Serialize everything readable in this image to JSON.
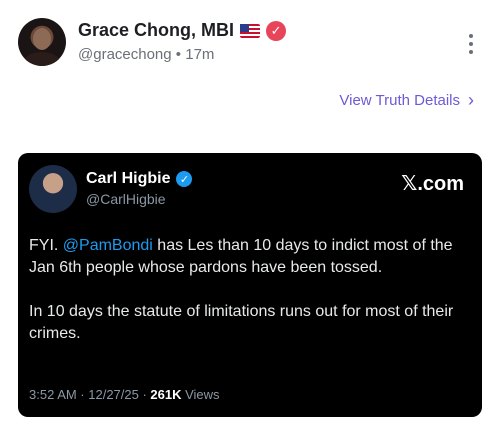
{
  "post": {
    "author_name": "Grace Chong, MBI",
    "handle": "@gracechong",
    "separator": "•",
    "time": "17m",
    "view_truth_label": "View Truth Details",
    "chevron": "›",
    "verified_glyph": "✓"
  },
  "embed": {
    "author_name": "Carl Higbie",
    "handle": "@CarlHigbie",
    "source": "𝕏.com",
    "verified_glyph": "✓",
    "text": {
      "p1_prefix": "FYI. ",
      "mention": "@PamBondi",
      "p1_suffix": " has Les than 10 days to indict most of the Jan 6th people whose pardons have been tossed.",
      "p2": "In 10 days the statute of limitations runs out for most of their crimes."
    },
    "time": "3:52 AM · 12/27/25 · ",
    "views_count": "261K",
    "views_label": " Views"
  },
  "colors": {
    "accent": "#6c5bd6",
    "verified_red": "#e8455a",
    "verified_blue": "#1d9bf0",
    "card_bg": "#000000"
  },
  "icons": {
    "menu": "more-vertical-icon",
    "flag": "us-flag-icon"
  }
}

+++++

■ Your goal
Omit the pictures and give the material again, exactly and in full.

■ Result for this exercise
Serialize everything readable in this image to JSON.
{
  "post": {
    "author_name": "Grace Chong, MBI",
    "handle": "@gracechong",
    "separator": "•",
    "time": "17m",
    "view_truth_label": "View Truth Details",
    "chevron": "›",
    "verified_glyph": "✓"
  },
  "embed": {
    "author_name": "Carl Higbie",
    "handle": "@CarlHigbie",
    "source": "𝕏.com",
    "verified_glyph": "✓",
    "text": {
      "p1_prefix": "FYI. ",
      "mention": "@PamBondi",
      "p1_suffix": " has Les than 10 days to indict most of the Jan 6th people whose pardons have been tossed.",
      "p2": "In 10 days the statute of limitations runs out for most of their crimes."
    },
    "time": "3:52 AM · 12/27/25 · ",
    "views_count": "261K",
    "views_label": " Views"
  },
  "colors": {
    "accent": "#6c5bd6",
    "verified_red": "#e8455a",
    "verified_blue": "#1d9bf0",
    "card_bg": "#000000"
  },
  "icons": {
    "menu": "more-vertical-icon",
    "flag": "us-flag-icon"
  }
}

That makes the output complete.